> **What is asked**: Search the material below for the string "市民保健課" and list each line that holds it.

— Start of Dataset —

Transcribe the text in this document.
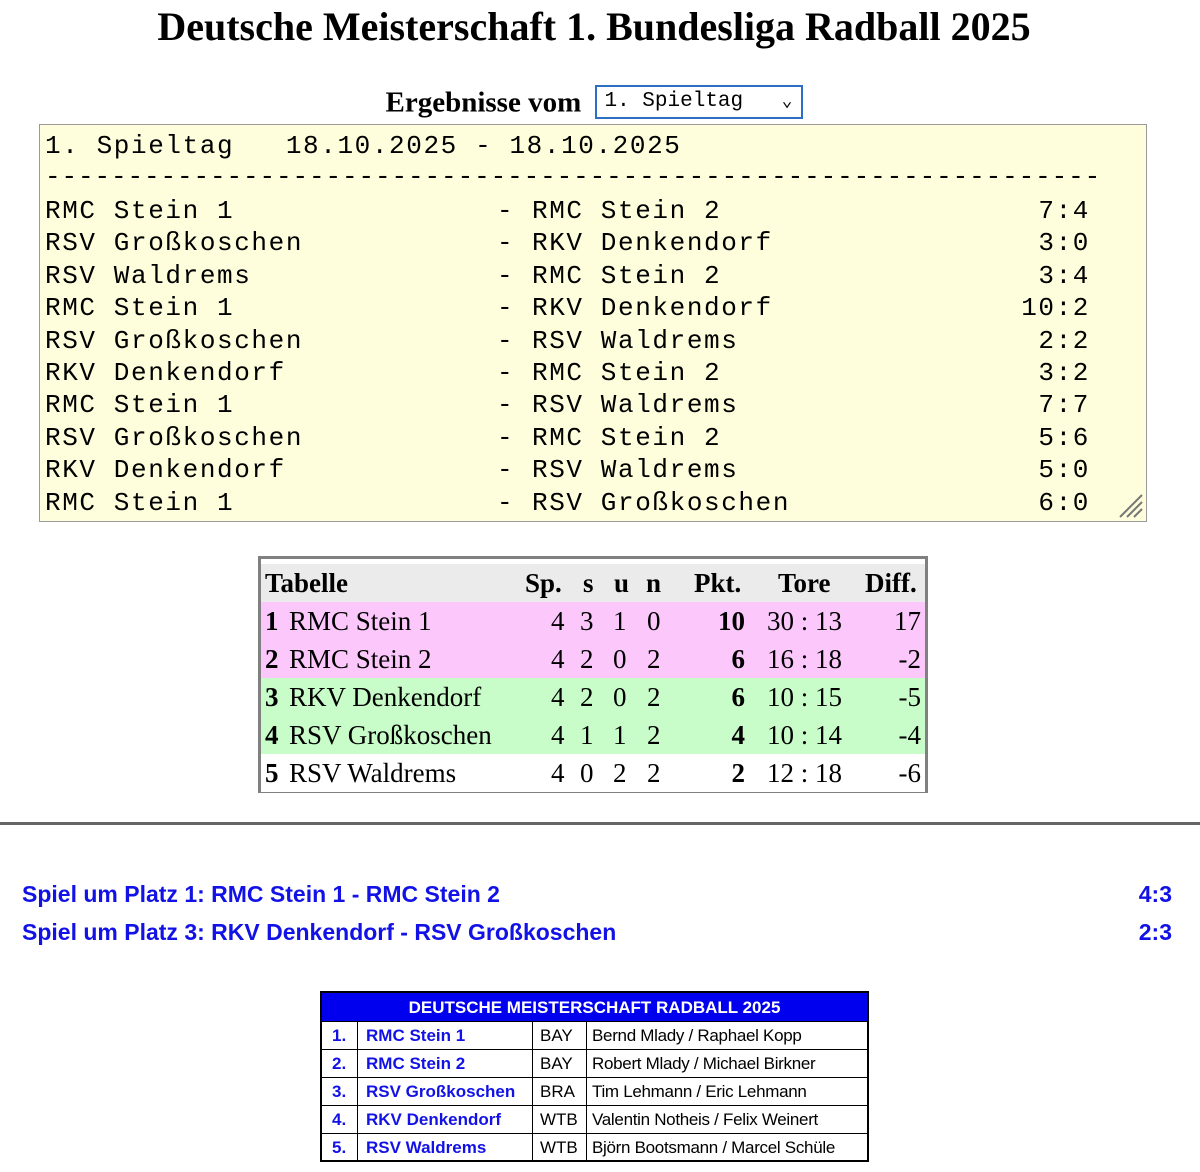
Deutsche Meisterschaft 1. Bundesliga Radball 2025
Ergebnisse vom 1. Spieltag ⌄
1. Spieltag   18.10.2025 - 18.10.2025
----------------------------------------------------------------
RMC Stein 1	- RMC Stein 2	7:4
RSV Großkoschen	- RKV Denkendorf	3:0
RSV Waldrems	- RMC Stein 2	3:4
RMC Stein 1	- RKV Denkendorf	10:2
RSV Großkoschen	- RSV Waldrems	2:2
RKV Denkendorf	- RMC Stein 2	3:2
RMC Stein 1	- RSV Waldrems	7:7
RSV Großkoschen	- RMC Stein 2	5:6
RKV Denkendorf	- RSV Waldrems	5:0
RMC Stein 1	- RSV Großkoschen	6:0
Tabelle	Sp. s u n Pkt. Tore Diff.
1 RMC Stein 1	4 3 1 0 10 30 : 13 17
2 RMC Stein 2	4 2 0 2	6 16 : 18 -2
3 RKV Denkendorf	4 2 0 2	6 10 : 15 -5
4 RSV Großkoschen 4 1 1 2	4 10 : 14 -4
5 RSV Waldrems	4 0 2 2	2 12 : 18 -6
Spiel um Platz 1: RMC Stein 1 - RMC Stein 2	4:3
Spiel um Platz 3: RKV Denkendorf - RSV Großkoschen	2:3
DEUTSCHE MEISTERSCHAFT RADBALL 2025
1. RMC Stein 1	BAY Bernd Mlady / Raphael Kopp
2. RMC Stein 2	BAY Robert Mlady / Michael Birkner
3. RSV Großkoschen BRA Tim Lehmann / Eric Lehmann
4. RKV Denkendorf WTB Valentin Notheis / Felix Weinert
5. RSV Waldrems	WTB Björn Bootsmann / Marcel Schüle
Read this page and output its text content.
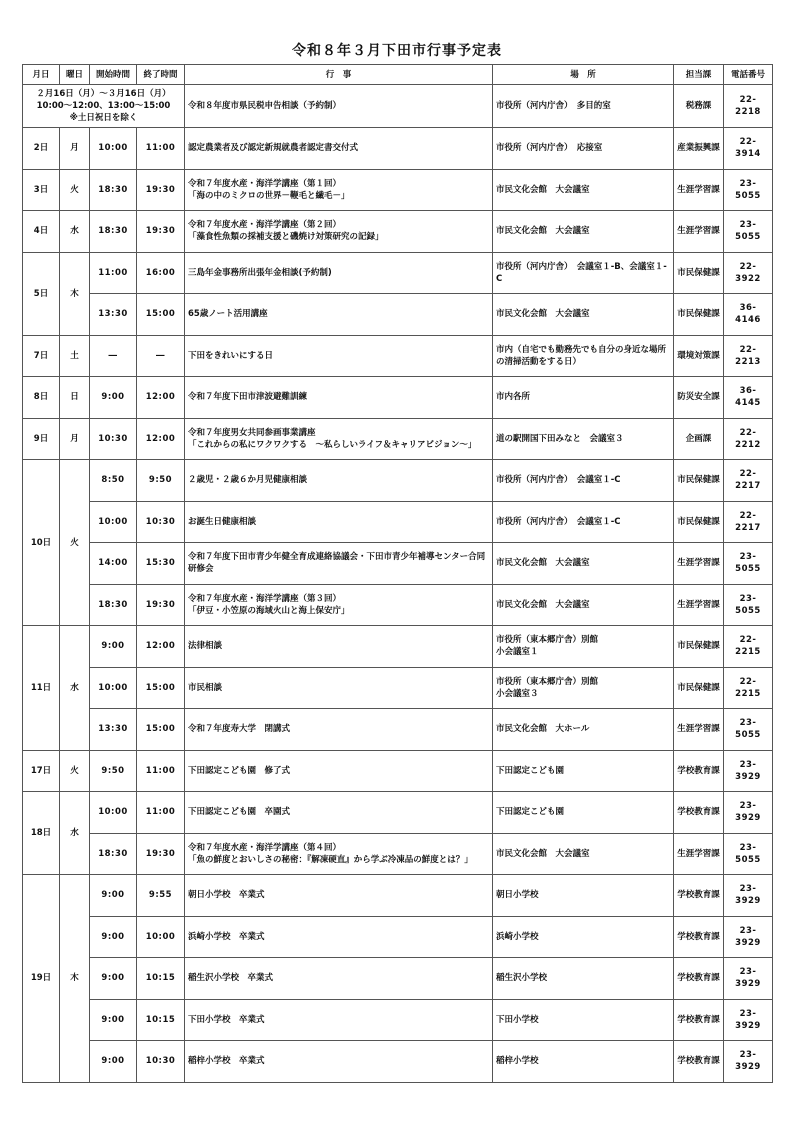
令和８年３月下田市行事予定表
月日	曜日	開始時間	終了時間	行　事	場　所	担当課	電話番号

２月16日（月）～３月16日（月）
10:00～12:00、13:00～15:00
※土日祝日を除く				令和８年度市県民税申告相談（予約制）	市役所（河内庁舎）　多目的室	税務課	22-2218
2日	月	10:00	11:00	認定農業者及び認定新規就農者認定書交付式	市役所（河内庁舎）　応接室	産業振興課	22-3914
3日	火	18:30	19:30	令和７年度水産・海洋学講座（第１回）
「海の中のミクロの世界－鞭毛と繊毛－」	市民文化会館　大会議室	生涯学習課	23-5055
4日	水	18:30	19:30	令和７年度水産・海洋学講座（第２回）
「藻食性魚類の採補支援と磯焼け対策研究の記録」	市民文化会館　大会議室	生涯学習課	23-5055
5日	木	11:00	16:00	三島年金事務所出張年金相談(予約制)	市役所（河内庁舎）　会議室１-B、会議室１-C	市民保健課	22-3922
		13:30	15:00	65歳ノート活用講座	市民文化会館　大会議室	市民保健課	36-4146
7日	土	―	―	下田をきれいにする日	市内（自宅でも勤務先でも自分の身近な場所の清掃活動をする日）	環境対策課	22-2213
8日	日	9:00	12:00	令和７年度下田市津波避難訓練	市内各所	防災安全課	36-4145
9日	月	10:30	12:00	令和７年度男女共同参画事業講座
「これからの私にワクワクする　～私らしいライフ＆キャリアビジョン～」	道の駅開国下田みなと　会議室３	企画課	22-2212
10日	火	8:50	9:50	２歳児・２歳６か月児健康相談	市役所（河内庁舎）　会議室１-C	市民保健課	22-2217
		10:00	10:30	お誕生日健康相談	市役所（河内庁舎）　会議室１-C	市民保健課	22-2217
		14:00	15:30	令和７年度下田市青少年健全育成連絡協議会・下田市青少年補導センター合同研修会	市民文化会館　大会議室	生涯学習課	23-5055
		18:30	19:30	令和７年度水産・海洋学講座（第３回）
「伊豆・小笠原の海域火山と海上保安庁」	市民文化会館　大会議室	生涯学習課	23-5055
11日	水	9:00	12:00	法律相談	市役所（東本郷庁舎）別館
小会議室１	市民保健課	22-2215
		10:00	15:00	市民相談	市役所（東本郷庁舎）別館
小会議室３	市民保健課	22-2215
		13:30	15:00	令和７年度寿大学　閉講式	市民文化会館　大ホール	生涯学習課	23-5055
17日	火	9:50	11:00	下田認定こども園　修了式	下田認定こども園	学校教育課	23-3929
18日	水	10:00	11:00	下田認定こども園　卒園式	下田認定こども園	学校教育課	23-3929
		18:30	19:30	令和７年度水産・海洋学講座（第４回）
「魚の鮮度とおいしさの秘密：『解凍硬直』から学ぶ冷凍品の鮮度とは？」	市民文化会館　大会議室	生涯学習課	23-5055
19日	木	9:00	9:55	朝日小学校　卒業式	朝日小学校	学校教育課	23-3929
		9:00	10:00	浜崎小学校　卒業式	浜崎小学校	学校教育課	23-3929
		9:00	10:15	稲生沢小学校　卒業式	稲生沢小学校	学校教育課	23-3929
		9:00	10:15	下田小学校　卒業式	下田小学校	学校教育課	23-3929
		9:00	10:30	稲梓小学校　卒業式	稲梓小学校	学校教育課	23-3929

— End of Dataset —

> **Exercise result**:
5日	木	11:00	16:00	三島年金事務所出張年金相談(予約制)	市役所（河内庁舎）　会議室１-B、会議室１-C	市民保健課	22-3922
		13:30	15:00	65歳ノート活用講座	市民文化会館　大会議室	市民保健課	36-4146
10日	火	8:50	9:50	２歳児・２歳６か月児健康相談	市役所（河内庁舎）　会議室１-C	市民保健課	22-2217
		10:00	10:30	お誕生日健康相談	市役所（河内庁舎）　会議室１-C	市民保健課	22-2217
小会議室１	市民保健課	22-2215
小会議室３	市民保健課	22-2215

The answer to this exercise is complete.